### WHAT IS EXPECTED
Repeat every record below exactly as it appears.

### MATERIAL SHOWN

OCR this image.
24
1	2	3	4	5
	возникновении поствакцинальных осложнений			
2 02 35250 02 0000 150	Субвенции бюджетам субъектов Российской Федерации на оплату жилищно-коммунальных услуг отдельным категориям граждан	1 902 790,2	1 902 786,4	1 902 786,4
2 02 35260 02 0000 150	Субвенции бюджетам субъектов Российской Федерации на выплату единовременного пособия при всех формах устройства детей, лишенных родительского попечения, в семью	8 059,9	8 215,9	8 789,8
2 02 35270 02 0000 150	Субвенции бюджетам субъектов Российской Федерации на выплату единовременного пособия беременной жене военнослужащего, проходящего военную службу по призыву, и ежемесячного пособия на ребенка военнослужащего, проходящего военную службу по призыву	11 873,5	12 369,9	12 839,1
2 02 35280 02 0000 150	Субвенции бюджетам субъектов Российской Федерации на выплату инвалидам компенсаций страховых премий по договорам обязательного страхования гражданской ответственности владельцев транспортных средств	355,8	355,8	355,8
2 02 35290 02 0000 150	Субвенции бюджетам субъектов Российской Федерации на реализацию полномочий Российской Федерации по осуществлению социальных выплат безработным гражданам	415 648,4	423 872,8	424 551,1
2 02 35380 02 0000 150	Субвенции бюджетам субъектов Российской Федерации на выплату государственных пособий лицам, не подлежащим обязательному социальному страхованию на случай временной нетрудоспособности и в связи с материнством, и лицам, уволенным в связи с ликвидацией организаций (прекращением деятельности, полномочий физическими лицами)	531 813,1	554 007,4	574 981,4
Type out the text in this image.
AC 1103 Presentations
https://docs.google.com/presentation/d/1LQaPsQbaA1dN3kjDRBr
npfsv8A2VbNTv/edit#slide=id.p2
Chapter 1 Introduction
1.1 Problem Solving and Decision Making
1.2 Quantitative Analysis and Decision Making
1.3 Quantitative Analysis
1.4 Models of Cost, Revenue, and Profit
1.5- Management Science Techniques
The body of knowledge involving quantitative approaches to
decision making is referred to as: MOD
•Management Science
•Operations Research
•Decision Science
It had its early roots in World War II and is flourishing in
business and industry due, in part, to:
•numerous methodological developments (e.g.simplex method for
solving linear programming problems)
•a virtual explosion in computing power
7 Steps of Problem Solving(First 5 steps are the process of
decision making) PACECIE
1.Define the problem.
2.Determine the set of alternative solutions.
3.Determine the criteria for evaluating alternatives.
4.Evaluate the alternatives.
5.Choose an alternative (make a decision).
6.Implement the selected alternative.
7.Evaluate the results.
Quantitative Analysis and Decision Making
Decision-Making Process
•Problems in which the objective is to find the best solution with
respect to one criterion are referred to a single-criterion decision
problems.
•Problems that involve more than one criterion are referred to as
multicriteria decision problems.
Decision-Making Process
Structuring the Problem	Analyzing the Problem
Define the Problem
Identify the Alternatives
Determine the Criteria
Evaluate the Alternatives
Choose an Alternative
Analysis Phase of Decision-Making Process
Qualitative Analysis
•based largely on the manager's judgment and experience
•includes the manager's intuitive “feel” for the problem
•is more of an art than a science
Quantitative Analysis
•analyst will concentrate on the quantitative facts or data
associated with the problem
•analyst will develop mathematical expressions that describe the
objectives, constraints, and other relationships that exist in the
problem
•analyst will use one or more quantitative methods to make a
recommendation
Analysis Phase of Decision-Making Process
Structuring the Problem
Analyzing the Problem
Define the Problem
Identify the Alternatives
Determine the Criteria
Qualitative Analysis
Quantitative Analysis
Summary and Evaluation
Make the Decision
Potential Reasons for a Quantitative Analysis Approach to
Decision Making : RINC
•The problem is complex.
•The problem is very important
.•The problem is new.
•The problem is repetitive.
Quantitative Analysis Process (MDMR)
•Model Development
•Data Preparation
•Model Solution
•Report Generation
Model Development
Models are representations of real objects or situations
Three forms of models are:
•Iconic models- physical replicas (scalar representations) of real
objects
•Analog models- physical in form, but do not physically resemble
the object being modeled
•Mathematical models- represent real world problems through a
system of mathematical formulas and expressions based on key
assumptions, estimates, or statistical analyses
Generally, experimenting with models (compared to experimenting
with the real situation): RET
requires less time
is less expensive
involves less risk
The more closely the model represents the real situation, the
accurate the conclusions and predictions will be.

### EXERCISE ANSWER
OCR this image.
24
1	2	3	4	5
	возникновении поствакцинальных осложнений			
2 02 35250 02 0000 150	Субвенции бюджетам субъектов Российской Федерации на оплату жилищно-коммунальных услуг отдельным категориям граждан	1 902 790,2	1 902 786,4	1 902 786,4
2 02 35260 02 0000 150	Субвенции бюджетам субъектов Российской Федерации на выплату единовременного пособия при всех формах устройства детей, лишенных родительского попечения, в семью	8 059,9	8 215,9	8 789,8
2 02 35270 02 0000 150	Субвенции бюджетам субъектов Российской Федерации на выплату единовременного пособия беременной жене военнослужащего, проходящего военную службу по призыву, и ежемесячного пособия на ребенка военнослужащего, проходящего военную службу по призыву	11 873,5	12 369,9	12 839,1
2 02 35280 02 0000 150	Субвенции бюджетам субъектов Российской Федерации на выплату инвалидам компенсаций страховых премий по договорам обязательного страхования гражданской ответственности владельцев транспортных средств	355,8	355,8	355,8
2 02 35290 02 0000 150	Субвенции бюджетам субъектов Российской Федерации на реализацию полномочий Российской Федерации по осуществлению социальных выплат безработным гражданам	415 648,4	423 872,8	424 551,1
2 02 35380 02 0000 150	Субвенции бюджетам субъектов Российской Федерации на выплату государственных пособий лицам, не подлежащим обязательному социальному страхованию на случай временной нетрудоспособности и в связи с материнством, и лицам, уволенным в связи с ликвидацией организаций (прекращением деятельности, полномочий физическими лицами)	531 813,1	554 007,4	574 981,4
Type out the text in this image.
AC 1103 Presentations
https://docs.google.com/presentation/d/1LQaPsQbaA1dN3kjDRBr
npfsv8A2VbNTv/edit#slide=id.p2
Chapter 1 Introduction
1.1 Problem Solving and Decision Making
1.2 Quantitative Analysis and Decision Making
1.3 Quantitative Analysis
1.4 Models of Cost, Revenue, and Profit
1.5- Management Science Techniques
The body of knowledge involving quantitative approaches to
decision making is referred to as: MOD
•Management Science
•Operations Research
•Decision Science
It had its early roots in World War II and is flourishing in
business and industry due, in part, to:
•numerous methodological developments (e.g.simplex method for
solving linear programming problems)
•a virtual explosion in computing power
7 Steps of Problem Solving(First 5 steps are the process of
decision making) PACECIE
1.Define the problem.
2.Determine the set of alternative solutions.
3.Determine the criteria for evaluating alternatives.
4.Evaluate the alternatives.
5.Choose an alternative (make a decision).
6.Implement the selected alternative.
7.Evaluate the results.
Quantitative Analysis and Decision Making
Decision-Making Process
•Problems in which the objective is to find the best solution with
respect to one criterion are referred to a single-criterion decision
problems.
•Problems that involve more than one criterion are referred to as
multicriteria decision problems.
Decision-Making Process
Structuring the Problem	Analyzing the Problem
Define the Problem
Identify the Alternatives
Determine the Criteria
Evaluate the Alternatives
Choose an Alternative
Analysis Phase of Decision-Making Process
Qualitative Analysis
•based largely on the manager's judgment and experience
•includes the manager's intuitive “feel” for the problem
•is more of an art than a science
Quantitative Analysis
•analyst will concentrate on the quantitative facts or data
associated with the problem
•analyst will develop mathematical expressions that describe the
objectives, constraints, and other relationships that exist in the
problem
•analyst will use one or more quantitative methods to make a
recommendation
Analysis Phase of Decision-Making Process
Structuring the Problem
Analyzing the Problem
Define the Problem
Identify the Alternatives
Determine the Criteria
Qualitative Analysis
Quantitative Analysis
Summary and Evaluation
Make the Decision
Potential Reasons for a Quantitative Analysis Approach to
Decision Making : RINC
•The problem is complex.
•The problem is very important
.•The problem is new.
•The problem is repetitive.
Quantitative Analysis Process (MDMR)
•Model Development
•Data Preparation
•Model Solution
•Report Generation
Model Development
Models are representations of real objects or situations
Three forms of models are:
•Iconic models- physical replicas (scalar representations) of real
objects
•Analog models- physical in form, but do not physically resemble
the object being modeled
•Mathematical models- represent real world problems through a
system of mathematical formulas and expressions based on key
assumptions, estimates, or statistical analyses
Generally, experimenting with models (compared to experimenting
with the real situation): RET
requires less time
is less expensive
involves less risk
The more closely the model represents the real situation, the
accurate the conclusions and predictions will be.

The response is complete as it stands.